— START OF Selected passage —

Memory hierarchy¶
Where data lives on a GPU. Six tiers, each with different size, bandwidth, latency, and visibility scope.
The pyramid¶
graph TD
Reg["Registers<br/>~256 × 32-bit / thread<br/>~0 cycle latency<br/>thread-private"]
SMEM["Shared memory (SMEM)<br/>up to 99 / 228 KiB / block<br/>~20 cycle latency<br/>CTA-private"]
L1["L1 cache<br/>~128 KB / SM (shared with SMEM)<br/>~30 cycle latency"]
TMEM["Tensor Memory (TMEM)<br/>SM100 only — 256 KB / SM<br/>specialized for Tensor Cores"]
L2["L2 cache<br/>40-100 MB device-wide<br/>~250 cycle latency"]
HBM["Global memory (HBM3e / GDDR7)<br/>32-192 GB device<br/>~500 cycle latency<br/>1.6-8 TB/s"]
Reg --> SMEM
SMEM --> L1
L1 --> L2
L2 --> HBM
L1 -.-> TMEM
TMEM -.-> L2
The arrows represent the data flow for a typical compute kernel: load from global → stage in shared → consume in registers → produce results back through the chain.
Per-tier detail¶
Registers¶
- Capacity: 255 32-bit registers per thread (CUDA limit, may go lower with
__launch_bounds__) - Latency: effectively zero
- Bandwidth: ~30 TB/s/SM (each thread can read multiple registers per cycle)
- Scope: per-thread, no sharing
- Allocation: by the compiler; you don't control which physical register holds which variable, but you control which variables exist
The register file is the bottleneck for occupancy on compute-bound kernels. Each SM has a fixed register file (e.g., 64K registers); 256 registers/thread × 32 threads/warp × 8 warps/CTA × 2 CTAs/SM ≈ 128K — already over budget. So in practice you compromise: lower per-thread register use, or fewer concurrent CTAs, or both.

— END OF Selected passage —
— START OF Entries provided —

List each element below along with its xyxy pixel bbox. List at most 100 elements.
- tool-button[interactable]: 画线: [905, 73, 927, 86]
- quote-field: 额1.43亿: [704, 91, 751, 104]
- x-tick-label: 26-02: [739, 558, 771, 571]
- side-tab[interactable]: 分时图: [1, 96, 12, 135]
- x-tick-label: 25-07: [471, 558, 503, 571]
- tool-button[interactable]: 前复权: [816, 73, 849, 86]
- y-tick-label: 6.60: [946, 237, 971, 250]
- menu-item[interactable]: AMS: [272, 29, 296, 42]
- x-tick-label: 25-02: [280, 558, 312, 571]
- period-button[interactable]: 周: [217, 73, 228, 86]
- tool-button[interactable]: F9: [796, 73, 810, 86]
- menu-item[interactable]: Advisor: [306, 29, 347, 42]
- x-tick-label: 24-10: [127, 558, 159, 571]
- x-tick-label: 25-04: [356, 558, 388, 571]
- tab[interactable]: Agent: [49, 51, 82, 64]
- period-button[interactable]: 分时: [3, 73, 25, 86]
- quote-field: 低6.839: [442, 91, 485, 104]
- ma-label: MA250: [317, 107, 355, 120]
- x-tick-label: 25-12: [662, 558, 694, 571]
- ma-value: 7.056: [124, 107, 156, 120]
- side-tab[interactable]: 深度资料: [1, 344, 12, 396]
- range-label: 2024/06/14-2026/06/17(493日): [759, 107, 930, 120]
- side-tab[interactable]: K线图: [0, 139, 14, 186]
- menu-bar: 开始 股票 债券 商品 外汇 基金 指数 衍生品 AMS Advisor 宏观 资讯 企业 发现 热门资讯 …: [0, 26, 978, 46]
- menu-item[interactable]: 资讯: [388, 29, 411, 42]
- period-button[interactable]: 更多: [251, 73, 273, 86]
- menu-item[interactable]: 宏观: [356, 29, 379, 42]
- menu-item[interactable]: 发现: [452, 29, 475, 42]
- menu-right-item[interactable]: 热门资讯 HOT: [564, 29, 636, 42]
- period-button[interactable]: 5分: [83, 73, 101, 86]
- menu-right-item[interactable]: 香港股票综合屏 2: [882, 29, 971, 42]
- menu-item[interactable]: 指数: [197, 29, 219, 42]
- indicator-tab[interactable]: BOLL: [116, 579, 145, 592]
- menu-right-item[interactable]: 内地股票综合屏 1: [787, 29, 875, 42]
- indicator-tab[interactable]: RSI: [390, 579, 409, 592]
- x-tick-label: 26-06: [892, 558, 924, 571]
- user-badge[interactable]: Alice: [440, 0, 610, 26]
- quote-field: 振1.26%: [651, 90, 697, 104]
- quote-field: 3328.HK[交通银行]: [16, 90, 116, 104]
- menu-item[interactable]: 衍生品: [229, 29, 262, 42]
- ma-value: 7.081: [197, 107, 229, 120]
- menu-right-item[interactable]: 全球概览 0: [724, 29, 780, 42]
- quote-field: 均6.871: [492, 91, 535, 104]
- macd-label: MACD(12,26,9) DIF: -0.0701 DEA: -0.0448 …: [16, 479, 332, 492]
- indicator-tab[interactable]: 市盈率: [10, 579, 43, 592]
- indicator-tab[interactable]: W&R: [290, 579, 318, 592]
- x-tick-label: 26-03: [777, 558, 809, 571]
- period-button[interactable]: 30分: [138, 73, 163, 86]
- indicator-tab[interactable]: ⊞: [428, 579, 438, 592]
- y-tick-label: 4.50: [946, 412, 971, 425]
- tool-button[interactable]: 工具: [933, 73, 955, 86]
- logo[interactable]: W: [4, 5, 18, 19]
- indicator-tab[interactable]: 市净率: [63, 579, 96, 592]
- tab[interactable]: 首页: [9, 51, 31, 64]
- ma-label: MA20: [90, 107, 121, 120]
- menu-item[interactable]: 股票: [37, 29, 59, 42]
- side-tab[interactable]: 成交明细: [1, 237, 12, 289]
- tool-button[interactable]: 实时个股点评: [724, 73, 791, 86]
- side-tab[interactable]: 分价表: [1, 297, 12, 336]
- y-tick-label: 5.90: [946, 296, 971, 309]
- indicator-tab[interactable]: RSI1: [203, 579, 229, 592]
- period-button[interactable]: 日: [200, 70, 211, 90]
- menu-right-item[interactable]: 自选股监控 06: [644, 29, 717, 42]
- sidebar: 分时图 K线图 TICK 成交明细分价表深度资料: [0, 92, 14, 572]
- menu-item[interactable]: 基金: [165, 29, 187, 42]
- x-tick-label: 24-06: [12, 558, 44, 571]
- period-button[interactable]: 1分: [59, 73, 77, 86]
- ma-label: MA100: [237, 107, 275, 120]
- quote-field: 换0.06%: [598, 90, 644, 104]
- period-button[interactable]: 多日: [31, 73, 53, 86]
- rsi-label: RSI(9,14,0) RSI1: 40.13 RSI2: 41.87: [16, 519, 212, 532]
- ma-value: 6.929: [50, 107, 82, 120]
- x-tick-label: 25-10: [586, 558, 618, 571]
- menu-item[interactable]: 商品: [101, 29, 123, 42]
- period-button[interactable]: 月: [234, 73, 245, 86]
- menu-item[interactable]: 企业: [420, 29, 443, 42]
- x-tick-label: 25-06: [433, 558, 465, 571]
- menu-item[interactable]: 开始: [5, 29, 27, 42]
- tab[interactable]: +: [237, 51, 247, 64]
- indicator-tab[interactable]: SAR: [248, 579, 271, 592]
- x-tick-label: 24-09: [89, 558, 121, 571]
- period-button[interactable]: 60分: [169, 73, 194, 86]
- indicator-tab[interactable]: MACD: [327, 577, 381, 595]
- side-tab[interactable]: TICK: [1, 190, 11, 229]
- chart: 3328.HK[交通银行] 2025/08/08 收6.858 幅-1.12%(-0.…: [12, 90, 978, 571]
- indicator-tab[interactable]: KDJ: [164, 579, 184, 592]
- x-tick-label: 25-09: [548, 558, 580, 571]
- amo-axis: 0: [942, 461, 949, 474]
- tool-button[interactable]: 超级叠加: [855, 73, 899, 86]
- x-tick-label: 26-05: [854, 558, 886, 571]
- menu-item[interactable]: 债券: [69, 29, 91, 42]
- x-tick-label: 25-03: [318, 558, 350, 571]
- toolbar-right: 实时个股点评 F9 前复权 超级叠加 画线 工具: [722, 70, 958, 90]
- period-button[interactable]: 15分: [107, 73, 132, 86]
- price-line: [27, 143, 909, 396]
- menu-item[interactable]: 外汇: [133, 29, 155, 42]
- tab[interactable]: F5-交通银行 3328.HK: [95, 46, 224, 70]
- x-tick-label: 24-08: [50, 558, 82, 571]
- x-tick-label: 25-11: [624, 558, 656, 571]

— END OF Entries provided —

* _Set exercise_:
In the memory hierarchy page, who allocates registers?

* _Finished exercise_:
The compiler allocates them.